[BEGIN Provided records]

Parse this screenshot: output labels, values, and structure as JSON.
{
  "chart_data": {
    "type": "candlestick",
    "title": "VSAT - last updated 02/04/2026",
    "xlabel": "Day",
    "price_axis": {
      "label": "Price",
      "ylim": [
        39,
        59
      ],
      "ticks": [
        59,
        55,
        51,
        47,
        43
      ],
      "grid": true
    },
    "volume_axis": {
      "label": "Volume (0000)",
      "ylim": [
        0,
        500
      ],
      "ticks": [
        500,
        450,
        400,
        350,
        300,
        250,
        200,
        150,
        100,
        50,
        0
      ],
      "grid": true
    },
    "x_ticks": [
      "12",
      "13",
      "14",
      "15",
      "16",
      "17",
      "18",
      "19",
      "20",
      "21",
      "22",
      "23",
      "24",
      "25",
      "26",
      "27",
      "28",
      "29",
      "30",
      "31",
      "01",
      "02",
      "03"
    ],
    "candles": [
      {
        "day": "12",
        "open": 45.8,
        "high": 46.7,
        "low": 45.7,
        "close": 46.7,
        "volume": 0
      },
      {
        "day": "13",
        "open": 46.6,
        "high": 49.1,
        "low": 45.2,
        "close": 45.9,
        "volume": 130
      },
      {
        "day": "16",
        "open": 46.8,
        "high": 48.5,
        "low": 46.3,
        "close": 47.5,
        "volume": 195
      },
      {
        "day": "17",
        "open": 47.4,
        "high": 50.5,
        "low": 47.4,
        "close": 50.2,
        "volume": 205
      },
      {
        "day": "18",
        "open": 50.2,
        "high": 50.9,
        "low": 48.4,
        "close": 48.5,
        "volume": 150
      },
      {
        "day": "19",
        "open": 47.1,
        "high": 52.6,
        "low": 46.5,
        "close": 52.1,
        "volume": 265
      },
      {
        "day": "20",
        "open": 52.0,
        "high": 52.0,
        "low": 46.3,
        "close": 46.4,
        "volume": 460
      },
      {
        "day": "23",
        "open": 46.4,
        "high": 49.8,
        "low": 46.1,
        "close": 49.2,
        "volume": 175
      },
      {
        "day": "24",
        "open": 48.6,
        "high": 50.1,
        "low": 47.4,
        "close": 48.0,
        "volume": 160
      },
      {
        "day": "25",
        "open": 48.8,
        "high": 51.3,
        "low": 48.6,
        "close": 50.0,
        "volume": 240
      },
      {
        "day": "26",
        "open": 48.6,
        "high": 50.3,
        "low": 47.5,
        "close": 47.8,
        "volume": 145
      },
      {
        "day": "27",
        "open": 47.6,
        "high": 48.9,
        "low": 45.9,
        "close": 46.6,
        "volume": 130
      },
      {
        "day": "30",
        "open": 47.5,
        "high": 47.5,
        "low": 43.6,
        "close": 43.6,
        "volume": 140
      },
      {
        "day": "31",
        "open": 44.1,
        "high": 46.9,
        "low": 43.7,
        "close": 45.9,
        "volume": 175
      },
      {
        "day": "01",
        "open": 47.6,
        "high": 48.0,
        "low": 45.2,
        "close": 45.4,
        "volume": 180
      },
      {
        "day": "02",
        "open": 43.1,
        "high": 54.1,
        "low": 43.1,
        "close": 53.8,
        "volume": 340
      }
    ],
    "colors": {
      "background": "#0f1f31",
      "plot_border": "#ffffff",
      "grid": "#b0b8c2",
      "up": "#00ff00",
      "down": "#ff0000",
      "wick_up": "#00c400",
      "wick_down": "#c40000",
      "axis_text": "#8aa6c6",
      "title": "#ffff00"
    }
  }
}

[END Provided records]

Work to do:
Copy out all of the records above with nothing altered.

Output:
Parse this screenshot: output labels, values, and structure as JSON.
{
  "chart_data": {
    "type": "candlestick",
    "title": "VSAT - last updated 02/04/2026",
    "xlabel": "Day",
    "price_axis": {
      "label": "Price",
      "ylim": [
        39,
        59
      ],
      "ticks": [
        59,
        55,
        51,
        47,
        43
      ],
      "grid": true
    },
    "volume_axis": {
      "label": "Volume (0000)",
      "ylim": [
        0,
        500
      ],
      "ticks": [
        500,
        450,
        400,
        350,
        300,
        250,
        200,
        150,
        100,
        50,
        0
      ],
      "grid": true
    },
    "x_ticks": [
      "12",
      "13",
      "14",
      "15",
      "16",
      "17",
      "18",
      "19",
      "20",
      "21",
      "22",
      "23",
      "24",
      "25",
      "26",
      "27",
      "28",
      "29",
      "30",
      "31",
      "01",
      "02",
      "03"
    ],
    "candles": [
      {
        "day": "12",
        "open": 45.8,
        "high": 46.7,
        "low": 45.7,
        "close": 46.7,
        "volume": 0
      },
      {
        "day": "13",
        "open": 46.6,
        "high": 49.1,
        "low": 45.2,
        "close": 45.9,
        "volume": 130
      },
      {
        "day": "16",
        "open": 46.8,
        "high": 48.5,
        "low": 46.3,
        "close": 47.5,
        "volume": 195
      },
      {
        "day": "17",
        "open": 47.4,
        "high": 50.5,
        "low": 47.4,
        "close": 50.2,
        "volume": 205
      },
      {
        "day": "18",
        "open": 50.2,
        "high": 50.9,
        "low": 48.4,
        "close": 48.5,
        "volume": 150
      },
      {
        "day": "19",
        "open": 47.1,
        "high": 52.6,
        "low": 46.5,
        "close": 52.1,
        "volume": 265
      },
      {
        "day": "20",
        "open": 52.0,
        "high": 52.0,
        "low": 46.3,
        "close": 46.4,
        "volume": 460
      },
      {
        "day": "23",
        "open": 46.4,
        "high": 49.8,
        "low": 46.1,
        "close": 49.2,
        "volume": 175
      },
      {
        "day": "24",
        "open": 48.6,
        "high": 50.1,
        "low": 47.4,
        "close": 48.0,
        "volume": 160
      },
      {
        "day": "25",
        "open": 48.8,
        "high": 51.3,
        "low": 48.6,
        "close": 50.0,
        "volume": 240
      },
      {
        "day": "26",
        "open": 48.6,
        "high": 50.3,
        "low": 47.5,
        "close": 47.8,
        "volume": 145
      },
      {
        "day": "27",
        "open": 47.6,
        "high": 48.9,
        "low": 45.9,
        "close": 46.6,
        "volume": 130
      },
      {
        "day": "30",
        "open": 47.5,
        "high": 47.5,
        "low": 43.6,
        "close": 43.6,
        "volume": 140
      },
      {
        "day": "31",
        "open": 44.1,
        "high": 46.9,
        "low": 43.7,
        "close": 45.9,
        "volume": 175
      },
      {
        "day": "01",
        "open": 47.6,
        "high": 48.0,
        "low": 45.2,
        "close": 45.4,
        "volume": 180
      },
      {
        "day": "02",
        "open": 43.1,
        "high": 54.1,
        "low": 43.1,
        "close": 53.8,
        "volume": 340
      }
    ],
    "colors": {
      "background": "#0f1f31",
      "plot_border": "#ffffff",
      "grid": "#b0b8c2",
      "up": "#00ff00",
      "down": "#ff0000",
      "wick_up": "#00c400",
      "wick_down": "#c40000",
      "axis_text": "#8aa6c6",
      "title": "#ffff00"
    }
  }
}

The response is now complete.